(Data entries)
===============

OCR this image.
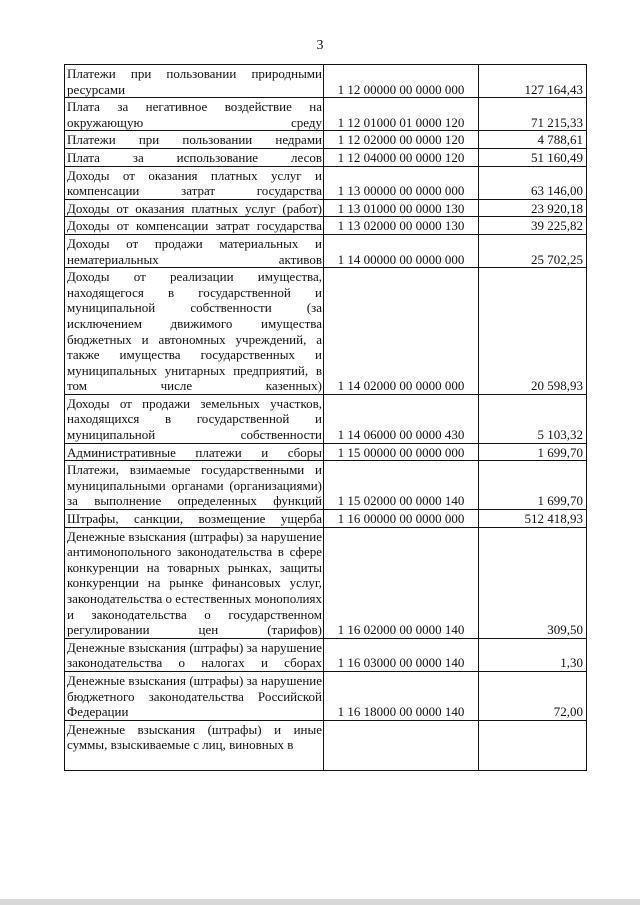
3
Платежи при пользовании природными ресурсами	1 12 00000 00 0000 000	127 164,43
Плата за негативное воздействие на окружающую среду	1 12 01000 01 0000 120	71 215,33
Платежи при пользовании недрами	1 12 02000 00 0000 120	4 788,61
Плата за использование лесов	1 12 04000 00 0000 120	51 160,49
Доходы от оказания платных услуг и компенсации затрат государства	1 13 00000 00 0000 000	63 146,00
Доходы от оказания платных услуг (работ)	1 13 01000 00 0000 130	23 920,18
Доходы от компенсации затрат государства	1 13 02000 00 0000 130	39 225,82
Доходы от продажи материальных и нематериальных активов	1 14 00000 00 0000 000	25 702,25
Доходы от реализации имущества, находящегося в государственной и муниципальной собственности (за исключением движимого имущества бюджетных и автономных учреждений, а также имущества государственных и муниципальных унитарных предприятий, в том числе казенных)	1 14 02000 00 0000 000	20 598,93
Доходы от продажи земельных участков, находящихся в государственной и муниципальной собственности	1 14 06000 00 0000 430	5 103,32
Административные платежи и сборы	1 15 00000 00 0000 000	1 699,70
Платежи, взимаемые государственными и муниципальными органами (организациями) за выполнение определенных функций	1 15 02000 00 0000 140	1 699,70
Штрафы, санкции, возмещение ущерба	1 16 00000 00 0000 000	512 418,93
Денежные взыскания (штрафы) за нарушение антимонопольного законодательства в сфере конкуренции на товарных рынках, защиты конкуренции на рынке финансовых услуг, законодательства о естественных монополиях и законодательства о государственном регулировании цен (тарифов)	1 16 02000 00 0000 140	309,50
Денежные взыскания (штрафы) за нарушение законодательства о налогах и сборах	1 16 03000 00 0000 140	1,30
Денежные взыскания (штрафы) за нарушение бюджетного законодательства Российской Федерации	1 16 18000 00 0000 140	72,00
Денежные взыскания (штрафы) и иные суммы, взыскиваемые с лиц, виновных в		
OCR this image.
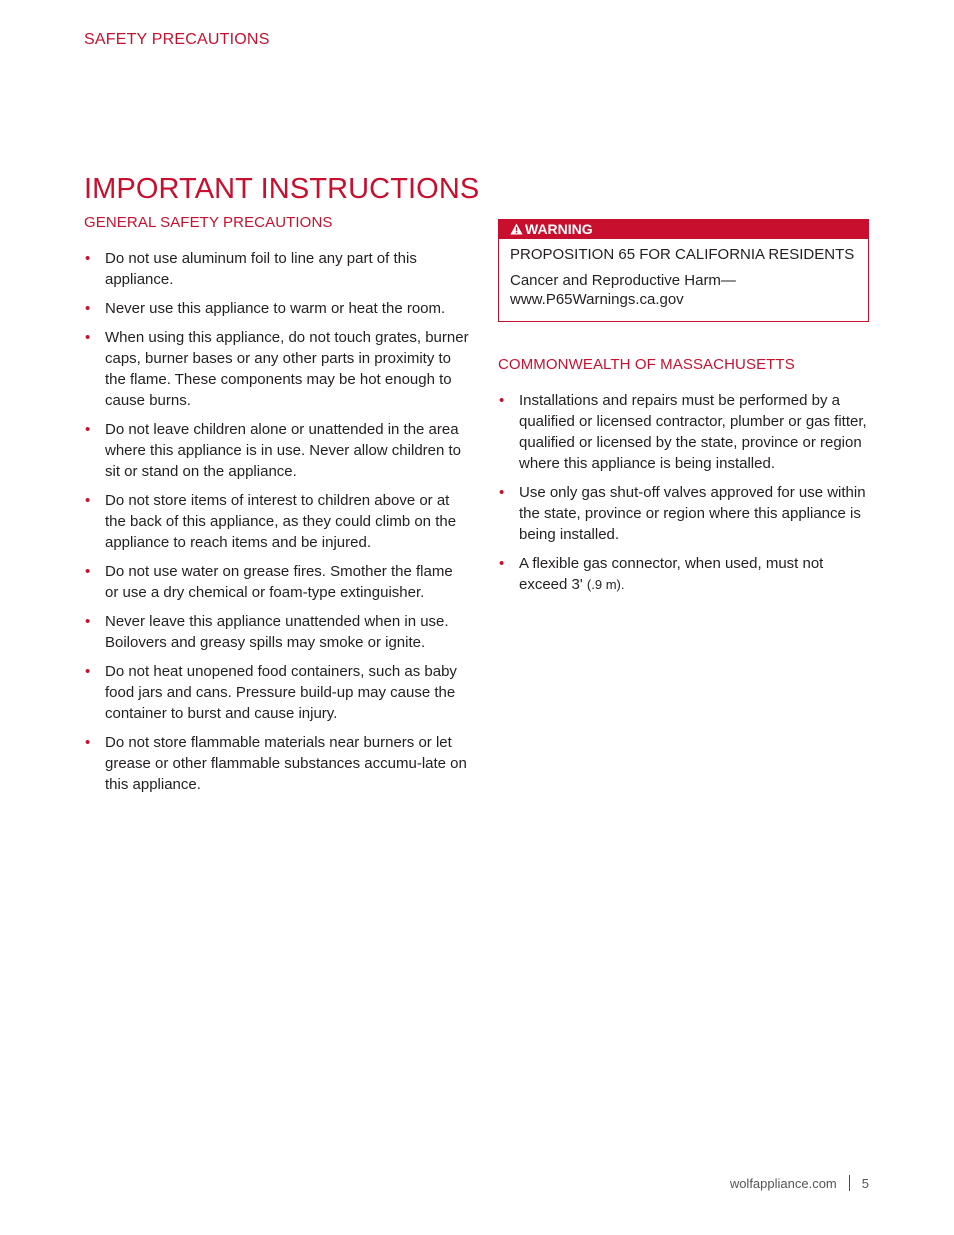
SAFETY PRECAUTIONS
IMPORTANT INSTRUCTIONS
GENERAL SAFETY PRECAUTIONS
• Do not use aluminum foil to line any part of this appliance.
• Never use this appliance to warm or heat the room.
• When using this appliance, do not touch grates, burner caps, burner bases or any other parts in proximity to the flame. These components may be hot enough to cause burns.
• Do not leave children alone or unattended in the area where this appliance is in use. Never allow children to sit or stand on the appliance.
• Do not store items of interest to children above or at the back of this appliance, as they could climb on the appliance to reach items and be injured.
• Do not use water on grease fires. Smother the flame or use a dry chemical or foam-type extinguisher.
• Never leave this appliance unattended when in use. Boilovers and greasy spills may smoke or ignite.
• Do not heat unopened food containers, such as baby food jars and cans. Pressure build-up may cause the container to burst and cause injury.
• Do not store flammable materials near burners or let grease or other flammable substances accumu-late on this appliance.
WARNING
PROPOSITION 65 FOR CALIFORNIA RESIDENTS
Cancer and Reproductive Harm—
www.P65Warnings.ca.gov
COMMONWEALTH OF MASSACHUSETTS
• Installations and repairs must be performed by a qualified or licensed contractor, plumber or gas fitter, qualified or licensed by the state, province or region where this appliance is being installed.
• Use only gas shut-off valves approved for use within the state, province or region where this appliance is being installed.
• A flexible gas connector, when used, must not exceed 3' (.9 m).
wolfappliance.com 5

===============

## Work to do
Repeat each entry exactly as it appears; skip any picture.

## Response to this exercise
OCR this image.
3
Платежи при пользовании природными ресурсами	1 12 00000 00 0000 000	127 164,43
Плата за негативное воздействие на окружающую среду	1 12 01000 01 0000 120	71 215,33
Платежи при пользовании недрами	1 12 02000 00 0000 120	4 788,61
Плата за использование лесов	1 12 04000 00 0000 120	51 160,49
Доходы от оказания платных услуг и компенсации затрат государства	1 13 00000 00 0000 000	63 146,00
Доходы от оказания платных услуг (работ)	1 13 01000 00 0000 130	23 920,18
Доходы от компенсации затрат государства	1 13 02000 00 0000 130	39 225,82
Доходы от продажи материальных и нематериальных активов	1 14 00000 00 0000 000	25 702,25
Доходы от реализации имущества, находящегося в государственной и муниципальной собственности (за исключением движимого имущества бюджетных и автономных учреждений, а также имущества государственных и муниципальных унитарных предприятий, в том числе казенных)	1 14 02000 00 0000 000	20 598,93
Доходы от продажи земельных участков, находящихся в государственной и муниципальной собственности	1 14 06000 00 0000 430	5 103,32
Административные платежи и сборы	1 15 00000 00 0000 000	1 699,70
Платежи, взимаемые государственными и муниципальными органами (организациями) за выполнение определенных функций	1 15 02000 00 0000 140	1 699,70
Штрафы, санкции, возмещение ущерба	1 16 00000 00 0000 000	512 418,93
Денежные взыскания (штрафы) за нарушение антимонопольного законодательства в сфере конкуренции на товарных рынках, защиты конкуренции на рынке финансовых услуг, законодательства о естественных монополиях и законодательства о государственном регулировании цен (тарифов)	1 16 02000 00 0000 140	309,50
Денежные взыскания (штрафы) за нарушение законодательства о налогах и сборах	1 16 03000 00 0000 140	1,30
Денежные взыскания (штрафы) за нарушение бюджетного законодательства Российской Федерации	1 16 18000 00 0000 140	72,00
Денежные взыскания (штрафы) и иные суммы, взыскиваемые с лиц, виновных в		
OCR this image.
SAFETY PRECAUTIONS
IMPORTANT INSTRUCTIONS
GENERAL SAFETY PRECAUTIONS
• Do not use aluminum foil to line any part of this appliance.
• Never use this appliance to warm or heat the room.
• When using this appliance, do not touch grates, burner caps, burner bases or any other parts in proximity to the flame. These components may be hot enough to cause burns.
• Do not leave children alone or unattended in the area where this appliance is in use. Never allow children to sit or stand on the appliance.
• Do not store items of interest to children above or at the back of this appliance, as they could climb on the appliance to reach items and be injured.
• Do not use water on grease fires. Smother the flame or use a dry chemical or foam-type extinguisher.
• Never leave this appliance unattended when in use. Boilovers and greasy spills may smoke or ignite.
• Do not heat unopened food containers, such as baby food jars and cans. Pressure build-up may cause the container to burst and cause injury.
• Do not store flammable materials near burners or let grease or other flammable substances accumu-late on this appliance.
WARNING
PROPOSITION 65 FOR CALIFORNIA RESIDENTS
Cancer and Reproductive Harm—
www.P65Warnings.ca.gov
COMMONWEALTH OF MASSACHUSETTS
• Installations and repairs must be performed by a qualified or licensed contractor, plumber or gas fitter, qualified or licensed by the state, province or region where this appliance is being installed.
• Use only gas shut-off valves approved for use within the state, province or region where this appliance is being installed.
• A flexible gas connector, when used, must not exceed 3' (.9 m).
wolfappliance.com 5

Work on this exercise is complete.